Input data =>

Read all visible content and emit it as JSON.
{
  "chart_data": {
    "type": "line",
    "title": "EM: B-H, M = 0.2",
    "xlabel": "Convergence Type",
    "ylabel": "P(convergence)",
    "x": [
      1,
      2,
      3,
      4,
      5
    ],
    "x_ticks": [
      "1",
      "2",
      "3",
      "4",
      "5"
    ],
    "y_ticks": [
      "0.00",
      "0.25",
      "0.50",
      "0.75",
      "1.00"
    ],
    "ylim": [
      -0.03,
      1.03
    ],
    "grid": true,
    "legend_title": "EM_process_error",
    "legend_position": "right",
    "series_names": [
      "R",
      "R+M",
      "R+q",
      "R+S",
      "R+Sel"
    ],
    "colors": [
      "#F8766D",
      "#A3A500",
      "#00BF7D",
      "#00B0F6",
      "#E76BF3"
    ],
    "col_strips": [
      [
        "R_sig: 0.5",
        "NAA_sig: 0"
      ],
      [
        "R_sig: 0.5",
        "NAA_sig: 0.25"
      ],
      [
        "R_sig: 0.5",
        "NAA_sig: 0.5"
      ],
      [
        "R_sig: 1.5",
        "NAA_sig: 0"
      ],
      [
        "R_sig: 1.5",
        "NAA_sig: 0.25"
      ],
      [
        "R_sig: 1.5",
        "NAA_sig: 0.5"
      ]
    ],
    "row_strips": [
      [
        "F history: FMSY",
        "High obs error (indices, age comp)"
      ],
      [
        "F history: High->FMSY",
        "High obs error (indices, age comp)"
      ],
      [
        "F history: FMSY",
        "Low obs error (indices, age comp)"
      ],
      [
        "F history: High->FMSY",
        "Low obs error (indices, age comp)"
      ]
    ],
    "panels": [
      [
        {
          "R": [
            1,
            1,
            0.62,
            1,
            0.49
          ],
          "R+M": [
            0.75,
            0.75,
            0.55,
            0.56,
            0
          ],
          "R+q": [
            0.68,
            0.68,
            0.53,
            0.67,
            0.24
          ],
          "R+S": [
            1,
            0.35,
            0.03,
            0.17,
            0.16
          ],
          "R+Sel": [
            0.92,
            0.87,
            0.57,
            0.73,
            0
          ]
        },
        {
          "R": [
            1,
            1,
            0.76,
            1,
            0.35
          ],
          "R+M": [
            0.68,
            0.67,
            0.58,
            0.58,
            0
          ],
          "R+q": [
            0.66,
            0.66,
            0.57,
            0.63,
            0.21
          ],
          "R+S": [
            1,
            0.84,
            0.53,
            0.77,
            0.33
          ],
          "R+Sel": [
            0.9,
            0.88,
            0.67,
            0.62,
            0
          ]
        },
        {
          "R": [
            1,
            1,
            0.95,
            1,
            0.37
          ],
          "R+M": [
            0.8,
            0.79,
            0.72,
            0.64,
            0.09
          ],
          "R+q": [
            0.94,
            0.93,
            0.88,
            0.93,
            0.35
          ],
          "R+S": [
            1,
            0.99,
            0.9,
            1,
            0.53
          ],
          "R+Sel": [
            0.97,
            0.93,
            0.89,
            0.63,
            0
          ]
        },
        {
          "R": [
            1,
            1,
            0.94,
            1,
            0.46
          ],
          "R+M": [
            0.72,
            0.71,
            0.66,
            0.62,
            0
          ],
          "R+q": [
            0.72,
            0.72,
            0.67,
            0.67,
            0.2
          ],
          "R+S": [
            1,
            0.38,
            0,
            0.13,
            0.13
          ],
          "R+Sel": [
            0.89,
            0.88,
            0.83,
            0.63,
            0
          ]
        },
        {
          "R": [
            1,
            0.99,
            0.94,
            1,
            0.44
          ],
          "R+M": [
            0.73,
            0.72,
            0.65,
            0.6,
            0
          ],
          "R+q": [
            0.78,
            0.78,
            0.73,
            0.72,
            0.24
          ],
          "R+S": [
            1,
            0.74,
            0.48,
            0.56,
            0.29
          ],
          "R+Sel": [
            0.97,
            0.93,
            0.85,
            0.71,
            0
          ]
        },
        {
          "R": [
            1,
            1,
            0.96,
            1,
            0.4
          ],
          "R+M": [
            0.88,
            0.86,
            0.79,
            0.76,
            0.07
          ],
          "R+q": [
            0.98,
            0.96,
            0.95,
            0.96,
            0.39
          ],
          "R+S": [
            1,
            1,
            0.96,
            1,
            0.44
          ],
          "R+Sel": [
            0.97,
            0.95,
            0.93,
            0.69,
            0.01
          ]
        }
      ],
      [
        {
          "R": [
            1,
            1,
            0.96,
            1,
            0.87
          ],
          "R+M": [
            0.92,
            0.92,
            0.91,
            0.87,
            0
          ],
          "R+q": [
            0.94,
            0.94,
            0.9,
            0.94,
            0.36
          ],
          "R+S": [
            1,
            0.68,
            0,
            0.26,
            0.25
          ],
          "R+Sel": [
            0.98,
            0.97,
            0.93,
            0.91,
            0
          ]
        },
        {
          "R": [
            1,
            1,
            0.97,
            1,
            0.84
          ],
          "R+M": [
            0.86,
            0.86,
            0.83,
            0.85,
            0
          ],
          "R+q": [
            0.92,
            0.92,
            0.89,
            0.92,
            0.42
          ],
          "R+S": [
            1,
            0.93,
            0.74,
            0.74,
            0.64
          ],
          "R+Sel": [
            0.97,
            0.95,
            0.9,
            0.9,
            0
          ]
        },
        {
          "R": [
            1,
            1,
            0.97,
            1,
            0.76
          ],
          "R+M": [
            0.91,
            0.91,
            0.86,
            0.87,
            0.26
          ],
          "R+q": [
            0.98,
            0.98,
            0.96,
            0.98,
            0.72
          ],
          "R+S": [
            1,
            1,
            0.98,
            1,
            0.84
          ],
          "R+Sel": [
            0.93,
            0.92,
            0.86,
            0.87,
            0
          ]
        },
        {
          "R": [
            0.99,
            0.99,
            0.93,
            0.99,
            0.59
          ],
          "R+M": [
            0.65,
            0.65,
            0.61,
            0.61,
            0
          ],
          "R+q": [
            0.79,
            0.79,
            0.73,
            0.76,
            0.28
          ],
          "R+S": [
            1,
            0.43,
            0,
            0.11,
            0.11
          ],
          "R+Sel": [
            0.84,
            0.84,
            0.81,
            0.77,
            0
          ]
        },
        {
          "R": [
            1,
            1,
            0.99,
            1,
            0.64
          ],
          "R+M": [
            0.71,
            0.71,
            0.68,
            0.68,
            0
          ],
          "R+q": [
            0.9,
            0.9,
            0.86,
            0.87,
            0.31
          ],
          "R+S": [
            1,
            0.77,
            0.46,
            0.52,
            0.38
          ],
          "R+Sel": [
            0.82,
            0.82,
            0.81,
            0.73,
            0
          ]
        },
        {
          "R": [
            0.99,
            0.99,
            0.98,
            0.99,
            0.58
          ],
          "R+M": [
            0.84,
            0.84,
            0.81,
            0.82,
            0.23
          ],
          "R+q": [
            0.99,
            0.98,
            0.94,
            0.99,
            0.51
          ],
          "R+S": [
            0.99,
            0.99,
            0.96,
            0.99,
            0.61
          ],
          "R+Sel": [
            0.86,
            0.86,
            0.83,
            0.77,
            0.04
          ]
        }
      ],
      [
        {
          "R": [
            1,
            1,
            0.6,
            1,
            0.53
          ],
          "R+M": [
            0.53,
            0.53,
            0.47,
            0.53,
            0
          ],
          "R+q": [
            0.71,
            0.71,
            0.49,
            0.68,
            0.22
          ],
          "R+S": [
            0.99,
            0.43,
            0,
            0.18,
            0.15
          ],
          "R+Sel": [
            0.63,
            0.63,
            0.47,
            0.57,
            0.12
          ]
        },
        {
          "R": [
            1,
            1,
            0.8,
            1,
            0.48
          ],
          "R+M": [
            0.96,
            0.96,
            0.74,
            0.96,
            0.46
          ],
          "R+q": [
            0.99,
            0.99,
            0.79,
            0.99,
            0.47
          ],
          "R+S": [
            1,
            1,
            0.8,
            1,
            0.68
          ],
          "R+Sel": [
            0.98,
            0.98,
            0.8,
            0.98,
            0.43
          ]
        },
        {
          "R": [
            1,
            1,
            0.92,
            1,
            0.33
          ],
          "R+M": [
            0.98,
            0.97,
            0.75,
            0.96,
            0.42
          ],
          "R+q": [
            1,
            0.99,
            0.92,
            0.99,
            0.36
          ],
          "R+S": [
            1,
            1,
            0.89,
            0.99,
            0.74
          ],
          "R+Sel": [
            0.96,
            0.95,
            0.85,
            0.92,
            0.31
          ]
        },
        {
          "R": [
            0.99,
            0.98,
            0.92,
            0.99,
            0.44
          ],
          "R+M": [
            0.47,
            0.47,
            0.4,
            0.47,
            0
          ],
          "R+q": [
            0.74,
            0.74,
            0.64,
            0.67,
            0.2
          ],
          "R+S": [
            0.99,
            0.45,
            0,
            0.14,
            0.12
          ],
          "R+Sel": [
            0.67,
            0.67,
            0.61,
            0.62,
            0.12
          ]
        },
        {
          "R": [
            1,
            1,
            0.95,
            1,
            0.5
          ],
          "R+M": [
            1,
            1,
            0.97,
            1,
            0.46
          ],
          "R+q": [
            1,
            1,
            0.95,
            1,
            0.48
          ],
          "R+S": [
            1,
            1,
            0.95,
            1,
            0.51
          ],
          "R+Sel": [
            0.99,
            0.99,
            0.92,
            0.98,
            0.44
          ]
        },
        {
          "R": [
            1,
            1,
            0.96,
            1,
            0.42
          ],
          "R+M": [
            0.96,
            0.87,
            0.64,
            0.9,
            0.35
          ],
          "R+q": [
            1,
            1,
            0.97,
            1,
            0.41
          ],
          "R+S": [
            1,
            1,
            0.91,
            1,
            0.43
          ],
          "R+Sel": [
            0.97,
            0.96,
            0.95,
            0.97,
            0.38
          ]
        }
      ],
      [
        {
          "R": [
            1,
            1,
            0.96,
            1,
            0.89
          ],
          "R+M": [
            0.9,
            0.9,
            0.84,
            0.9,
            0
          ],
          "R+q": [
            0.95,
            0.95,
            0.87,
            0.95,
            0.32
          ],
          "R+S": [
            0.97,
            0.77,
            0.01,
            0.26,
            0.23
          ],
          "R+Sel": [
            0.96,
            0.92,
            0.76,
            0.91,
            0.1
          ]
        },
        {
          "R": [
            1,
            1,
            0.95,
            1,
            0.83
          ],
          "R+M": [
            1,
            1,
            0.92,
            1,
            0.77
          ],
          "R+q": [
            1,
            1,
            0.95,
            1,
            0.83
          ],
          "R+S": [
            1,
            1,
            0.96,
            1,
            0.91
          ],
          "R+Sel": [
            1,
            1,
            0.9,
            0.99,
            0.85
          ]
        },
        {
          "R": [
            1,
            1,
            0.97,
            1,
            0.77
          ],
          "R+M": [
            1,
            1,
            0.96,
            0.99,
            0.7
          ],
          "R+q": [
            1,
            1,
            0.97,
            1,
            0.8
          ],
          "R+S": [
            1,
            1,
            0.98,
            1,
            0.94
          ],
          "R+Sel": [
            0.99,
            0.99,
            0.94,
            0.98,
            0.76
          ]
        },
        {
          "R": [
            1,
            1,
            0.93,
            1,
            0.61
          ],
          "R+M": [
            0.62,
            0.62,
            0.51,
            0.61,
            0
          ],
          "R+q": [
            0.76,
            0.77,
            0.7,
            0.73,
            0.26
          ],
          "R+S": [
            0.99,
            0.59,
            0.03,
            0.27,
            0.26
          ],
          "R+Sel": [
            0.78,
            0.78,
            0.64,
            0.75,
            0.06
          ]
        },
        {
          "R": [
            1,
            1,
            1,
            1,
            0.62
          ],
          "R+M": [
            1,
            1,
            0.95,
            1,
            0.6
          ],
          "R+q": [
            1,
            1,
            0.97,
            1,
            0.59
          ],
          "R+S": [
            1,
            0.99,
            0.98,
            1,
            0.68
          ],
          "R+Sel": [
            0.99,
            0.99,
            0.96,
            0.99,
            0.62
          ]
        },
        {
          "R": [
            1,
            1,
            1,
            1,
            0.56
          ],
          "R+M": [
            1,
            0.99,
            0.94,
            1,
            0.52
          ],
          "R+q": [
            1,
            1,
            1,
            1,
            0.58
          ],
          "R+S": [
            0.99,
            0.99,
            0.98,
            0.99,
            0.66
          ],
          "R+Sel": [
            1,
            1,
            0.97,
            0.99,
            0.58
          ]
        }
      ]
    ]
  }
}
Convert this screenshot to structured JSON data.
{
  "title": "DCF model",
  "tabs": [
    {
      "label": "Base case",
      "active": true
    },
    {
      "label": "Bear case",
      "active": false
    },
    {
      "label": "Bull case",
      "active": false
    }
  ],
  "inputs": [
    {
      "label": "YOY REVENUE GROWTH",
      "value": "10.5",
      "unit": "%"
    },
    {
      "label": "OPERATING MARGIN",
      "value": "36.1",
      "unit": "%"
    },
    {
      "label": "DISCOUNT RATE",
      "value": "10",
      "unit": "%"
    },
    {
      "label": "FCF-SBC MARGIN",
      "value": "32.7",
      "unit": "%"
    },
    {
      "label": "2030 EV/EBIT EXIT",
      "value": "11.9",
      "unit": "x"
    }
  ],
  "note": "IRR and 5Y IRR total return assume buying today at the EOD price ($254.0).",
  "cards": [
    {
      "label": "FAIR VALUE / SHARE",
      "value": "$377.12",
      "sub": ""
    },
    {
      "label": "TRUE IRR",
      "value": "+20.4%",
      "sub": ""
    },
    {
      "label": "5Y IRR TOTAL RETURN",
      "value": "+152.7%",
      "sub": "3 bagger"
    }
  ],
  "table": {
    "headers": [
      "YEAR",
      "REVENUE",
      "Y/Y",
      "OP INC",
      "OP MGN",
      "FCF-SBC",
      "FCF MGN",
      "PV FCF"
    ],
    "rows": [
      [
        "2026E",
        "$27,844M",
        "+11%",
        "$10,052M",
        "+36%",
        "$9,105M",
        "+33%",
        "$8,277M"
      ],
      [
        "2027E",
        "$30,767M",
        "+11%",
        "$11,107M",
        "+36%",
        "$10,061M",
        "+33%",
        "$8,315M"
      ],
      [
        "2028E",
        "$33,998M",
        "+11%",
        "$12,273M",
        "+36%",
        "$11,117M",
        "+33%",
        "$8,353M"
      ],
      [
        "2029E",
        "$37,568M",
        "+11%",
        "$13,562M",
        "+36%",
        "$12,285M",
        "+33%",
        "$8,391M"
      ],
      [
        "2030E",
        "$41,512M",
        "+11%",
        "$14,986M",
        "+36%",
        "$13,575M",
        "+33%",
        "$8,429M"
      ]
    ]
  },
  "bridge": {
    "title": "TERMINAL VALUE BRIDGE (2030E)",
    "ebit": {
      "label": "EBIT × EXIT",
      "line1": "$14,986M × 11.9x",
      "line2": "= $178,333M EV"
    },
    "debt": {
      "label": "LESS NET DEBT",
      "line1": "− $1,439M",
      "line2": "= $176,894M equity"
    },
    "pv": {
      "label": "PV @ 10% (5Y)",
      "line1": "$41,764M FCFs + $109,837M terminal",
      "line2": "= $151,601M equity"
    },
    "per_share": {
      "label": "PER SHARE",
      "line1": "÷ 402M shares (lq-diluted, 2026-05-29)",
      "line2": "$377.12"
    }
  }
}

Task brief =>
Extract each line from the listing that holds the word "EXIT".

Expected output =>
      "label": "2030 EV/EBIT EXIT",
      "label": "EBIT × EXIT",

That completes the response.